-- BEGIN MATERIALS PROVIDED --

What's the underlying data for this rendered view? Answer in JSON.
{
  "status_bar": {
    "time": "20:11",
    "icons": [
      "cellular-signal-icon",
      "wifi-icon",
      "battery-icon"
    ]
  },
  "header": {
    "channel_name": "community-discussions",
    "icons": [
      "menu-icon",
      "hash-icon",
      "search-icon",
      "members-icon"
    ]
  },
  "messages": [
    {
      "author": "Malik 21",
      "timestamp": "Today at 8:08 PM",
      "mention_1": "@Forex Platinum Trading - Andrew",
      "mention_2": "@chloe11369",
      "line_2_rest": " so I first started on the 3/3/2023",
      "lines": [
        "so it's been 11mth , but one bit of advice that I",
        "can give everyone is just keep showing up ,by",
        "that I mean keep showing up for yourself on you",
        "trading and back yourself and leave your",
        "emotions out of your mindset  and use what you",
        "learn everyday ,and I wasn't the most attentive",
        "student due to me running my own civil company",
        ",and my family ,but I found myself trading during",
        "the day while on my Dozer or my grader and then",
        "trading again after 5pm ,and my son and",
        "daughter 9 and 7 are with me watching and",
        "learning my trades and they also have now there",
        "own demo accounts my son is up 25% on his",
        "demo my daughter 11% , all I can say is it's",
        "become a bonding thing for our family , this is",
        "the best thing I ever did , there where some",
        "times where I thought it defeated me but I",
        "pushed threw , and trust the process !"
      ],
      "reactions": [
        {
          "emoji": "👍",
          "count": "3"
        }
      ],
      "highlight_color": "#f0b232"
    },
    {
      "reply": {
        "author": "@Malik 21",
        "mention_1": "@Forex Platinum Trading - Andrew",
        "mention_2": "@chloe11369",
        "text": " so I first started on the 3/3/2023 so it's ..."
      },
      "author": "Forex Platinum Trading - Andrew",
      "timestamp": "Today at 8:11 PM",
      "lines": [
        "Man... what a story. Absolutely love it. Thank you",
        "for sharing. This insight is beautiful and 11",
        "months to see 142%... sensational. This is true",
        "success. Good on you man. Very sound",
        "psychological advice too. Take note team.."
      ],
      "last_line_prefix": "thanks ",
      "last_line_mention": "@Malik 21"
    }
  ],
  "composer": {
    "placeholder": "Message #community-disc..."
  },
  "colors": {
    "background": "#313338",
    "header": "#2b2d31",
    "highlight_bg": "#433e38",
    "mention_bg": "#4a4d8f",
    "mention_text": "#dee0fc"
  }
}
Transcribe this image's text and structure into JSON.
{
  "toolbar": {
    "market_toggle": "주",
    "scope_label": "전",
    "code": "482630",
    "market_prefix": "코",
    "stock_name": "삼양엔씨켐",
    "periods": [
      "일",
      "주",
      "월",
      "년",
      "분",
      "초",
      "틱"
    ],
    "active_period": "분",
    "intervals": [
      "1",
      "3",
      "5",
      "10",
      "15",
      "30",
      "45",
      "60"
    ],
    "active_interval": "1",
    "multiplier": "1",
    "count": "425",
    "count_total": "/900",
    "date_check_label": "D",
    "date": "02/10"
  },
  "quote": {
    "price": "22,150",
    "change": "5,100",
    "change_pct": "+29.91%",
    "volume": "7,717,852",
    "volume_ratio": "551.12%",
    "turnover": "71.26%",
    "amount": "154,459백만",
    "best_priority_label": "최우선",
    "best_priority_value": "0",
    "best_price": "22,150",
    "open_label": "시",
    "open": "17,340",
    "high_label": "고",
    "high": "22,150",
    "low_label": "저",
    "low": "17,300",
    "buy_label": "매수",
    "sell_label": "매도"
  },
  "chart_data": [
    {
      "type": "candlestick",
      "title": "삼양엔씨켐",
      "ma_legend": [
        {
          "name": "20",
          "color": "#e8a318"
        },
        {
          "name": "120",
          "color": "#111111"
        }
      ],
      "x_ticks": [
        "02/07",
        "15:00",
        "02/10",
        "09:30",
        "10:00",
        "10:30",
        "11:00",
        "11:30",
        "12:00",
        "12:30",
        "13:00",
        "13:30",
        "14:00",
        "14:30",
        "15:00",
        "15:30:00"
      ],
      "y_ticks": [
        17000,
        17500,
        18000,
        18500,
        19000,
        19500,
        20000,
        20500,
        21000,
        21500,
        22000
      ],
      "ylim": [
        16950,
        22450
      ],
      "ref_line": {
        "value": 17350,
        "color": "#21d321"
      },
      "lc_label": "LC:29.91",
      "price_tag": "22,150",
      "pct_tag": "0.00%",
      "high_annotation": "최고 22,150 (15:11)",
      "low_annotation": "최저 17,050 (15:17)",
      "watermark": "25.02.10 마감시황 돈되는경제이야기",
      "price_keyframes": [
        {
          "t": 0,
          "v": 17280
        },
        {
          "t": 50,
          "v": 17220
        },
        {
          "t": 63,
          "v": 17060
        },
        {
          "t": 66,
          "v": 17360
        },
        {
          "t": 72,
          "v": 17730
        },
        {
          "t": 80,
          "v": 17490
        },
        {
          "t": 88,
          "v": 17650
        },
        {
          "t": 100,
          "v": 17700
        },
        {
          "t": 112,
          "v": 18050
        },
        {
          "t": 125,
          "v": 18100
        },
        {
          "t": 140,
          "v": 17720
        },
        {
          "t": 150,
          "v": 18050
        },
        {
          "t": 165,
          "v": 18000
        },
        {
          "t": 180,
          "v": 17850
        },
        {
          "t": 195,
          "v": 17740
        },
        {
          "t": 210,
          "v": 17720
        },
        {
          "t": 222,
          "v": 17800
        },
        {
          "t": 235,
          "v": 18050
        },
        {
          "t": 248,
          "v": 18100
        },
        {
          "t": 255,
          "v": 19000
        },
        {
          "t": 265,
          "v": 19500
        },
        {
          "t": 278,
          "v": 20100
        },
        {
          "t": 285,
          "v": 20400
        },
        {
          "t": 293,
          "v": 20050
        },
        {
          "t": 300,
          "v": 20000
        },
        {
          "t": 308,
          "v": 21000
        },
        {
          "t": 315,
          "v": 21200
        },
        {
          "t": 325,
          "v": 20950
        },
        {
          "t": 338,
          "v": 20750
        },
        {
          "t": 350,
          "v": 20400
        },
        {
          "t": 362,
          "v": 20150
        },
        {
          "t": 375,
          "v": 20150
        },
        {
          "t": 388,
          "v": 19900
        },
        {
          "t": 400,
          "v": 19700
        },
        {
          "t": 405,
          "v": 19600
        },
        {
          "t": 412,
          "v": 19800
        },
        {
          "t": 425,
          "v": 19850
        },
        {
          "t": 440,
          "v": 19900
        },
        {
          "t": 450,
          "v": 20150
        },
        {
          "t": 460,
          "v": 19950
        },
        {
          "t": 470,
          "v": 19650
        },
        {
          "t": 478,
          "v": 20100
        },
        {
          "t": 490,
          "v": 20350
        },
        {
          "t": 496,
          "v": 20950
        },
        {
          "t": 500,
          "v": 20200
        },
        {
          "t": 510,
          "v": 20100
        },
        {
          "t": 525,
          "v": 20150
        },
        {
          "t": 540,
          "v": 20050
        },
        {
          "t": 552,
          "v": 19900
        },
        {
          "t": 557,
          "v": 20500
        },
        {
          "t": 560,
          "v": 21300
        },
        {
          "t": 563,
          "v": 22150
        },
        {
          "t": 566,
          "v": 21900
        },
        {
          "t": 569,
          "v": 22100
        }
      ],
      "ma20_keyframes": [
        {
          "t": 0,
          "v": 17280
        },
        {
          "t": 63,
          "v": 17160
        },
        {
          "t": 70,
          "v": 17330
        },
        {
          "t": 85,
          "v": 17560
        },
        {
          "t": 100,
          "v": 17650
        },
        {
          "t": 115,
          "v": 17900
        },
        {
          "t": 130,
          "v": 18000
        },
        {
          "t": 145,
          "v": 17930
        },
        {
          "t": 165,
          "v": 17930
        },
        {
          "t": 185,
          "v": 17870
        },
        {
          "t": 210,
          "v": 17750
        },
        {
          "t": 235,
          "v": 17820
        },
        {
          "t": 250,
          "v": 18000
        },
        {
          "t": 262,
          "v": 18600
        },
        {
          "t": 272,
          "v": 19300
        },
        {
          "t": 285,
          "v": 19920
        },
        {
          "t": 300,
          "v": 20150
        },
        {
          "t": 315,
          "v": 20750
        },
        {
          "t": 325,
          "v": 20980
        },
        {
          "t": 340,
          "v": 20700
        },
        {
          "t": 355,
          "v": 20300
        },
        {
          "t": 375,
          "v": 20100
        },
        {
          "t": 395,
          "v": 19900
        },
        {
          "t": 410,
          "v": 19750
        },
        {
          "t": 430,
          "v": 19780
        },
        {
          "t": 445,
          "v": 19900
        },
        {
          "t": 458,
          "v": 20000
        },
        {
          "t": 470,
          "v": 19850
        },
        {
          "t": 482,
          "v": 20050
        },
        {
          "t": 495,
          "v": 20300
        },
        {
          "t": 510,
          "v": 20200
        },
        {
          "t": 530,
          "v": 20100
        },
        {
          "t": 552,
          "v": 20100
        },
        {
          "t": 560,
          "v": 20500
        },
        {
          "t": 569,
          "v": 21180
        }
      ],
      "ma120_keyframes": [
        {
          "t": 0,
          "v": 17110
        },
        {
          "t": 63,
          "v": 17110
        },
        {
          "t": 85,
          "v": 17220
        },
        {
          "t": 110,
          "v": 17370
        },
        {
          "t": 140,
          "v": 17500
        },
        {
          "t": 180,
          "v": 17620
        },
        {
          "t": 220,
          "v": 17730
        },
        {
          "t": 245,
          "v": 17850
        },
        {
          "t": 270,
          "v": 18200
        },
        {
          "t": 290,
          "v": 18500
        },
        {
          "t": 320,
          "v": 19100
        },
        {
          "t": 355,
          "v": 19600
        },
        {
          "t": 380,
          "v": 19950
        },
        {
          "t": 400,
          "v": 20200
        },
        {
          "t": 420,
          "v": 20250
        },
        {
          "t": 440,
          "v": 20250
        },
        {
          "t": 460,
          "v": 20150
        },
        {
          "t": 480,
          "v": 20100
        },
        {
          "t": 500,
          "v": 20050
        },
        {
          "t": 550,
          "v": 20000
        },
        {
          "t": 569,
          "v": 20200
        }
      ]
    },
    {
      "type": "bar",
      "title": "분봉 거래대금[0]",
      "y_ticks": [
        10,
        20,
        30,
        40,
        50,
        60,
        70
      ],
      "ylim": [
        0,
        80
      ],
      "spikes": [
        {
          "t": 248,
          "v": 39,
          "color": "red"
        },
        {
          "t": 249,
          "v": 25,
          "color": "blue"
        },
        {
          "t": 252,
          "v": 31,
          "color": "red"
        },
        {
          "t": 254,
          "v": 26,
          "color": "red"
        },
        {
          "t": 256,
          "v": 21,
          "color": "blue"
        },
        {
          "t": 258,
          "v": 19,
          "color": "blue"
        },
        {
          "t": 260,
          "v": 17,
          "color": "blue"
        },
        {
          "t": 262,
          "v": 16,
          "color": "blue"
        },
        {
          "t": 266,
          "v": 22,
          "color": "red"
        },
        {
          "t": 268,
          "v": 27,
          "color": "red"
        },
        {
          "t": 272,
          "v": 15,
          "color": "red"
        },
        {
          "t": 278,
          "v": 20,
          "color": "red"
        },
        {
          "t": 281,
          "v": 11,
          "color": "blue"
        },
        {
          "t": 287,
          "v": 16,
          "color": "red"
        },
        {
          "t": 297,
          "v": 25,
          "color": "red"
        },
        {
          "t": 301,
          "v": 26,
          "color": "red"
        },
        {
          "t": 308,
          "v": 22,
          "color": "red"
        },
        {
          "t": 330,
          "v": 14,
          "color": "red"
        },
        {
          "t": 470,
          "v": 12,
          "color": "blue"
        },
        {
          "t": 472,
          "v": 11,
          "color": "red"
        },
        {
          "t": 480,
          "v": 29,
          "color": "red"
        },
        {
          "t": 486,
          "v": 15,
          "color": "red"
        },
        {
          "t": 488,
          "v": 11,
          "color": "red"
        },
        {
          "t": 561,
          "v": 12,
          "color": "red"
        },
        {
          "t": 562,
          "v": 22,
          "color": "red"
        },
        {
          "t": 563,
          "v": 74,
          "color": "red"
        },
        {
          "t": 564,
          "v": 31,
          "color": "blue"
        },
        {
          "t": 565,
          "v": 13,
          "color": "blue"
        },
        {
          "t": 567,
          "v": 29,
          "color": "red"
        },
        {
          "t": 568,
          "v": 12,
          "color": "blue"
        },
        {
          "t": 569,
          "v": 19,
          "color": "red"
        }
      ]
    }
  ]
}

-- END MATERIALS PROVIDED --

▶ [STATED PROBLEM]:
Look above for lines with the word "author" and copy them all.

▶ [THE OUTPUT]:
      "author": "Malik 21",
        "author": "@Malik 21",
      "author": "Forex Platinum Trading - Andrew",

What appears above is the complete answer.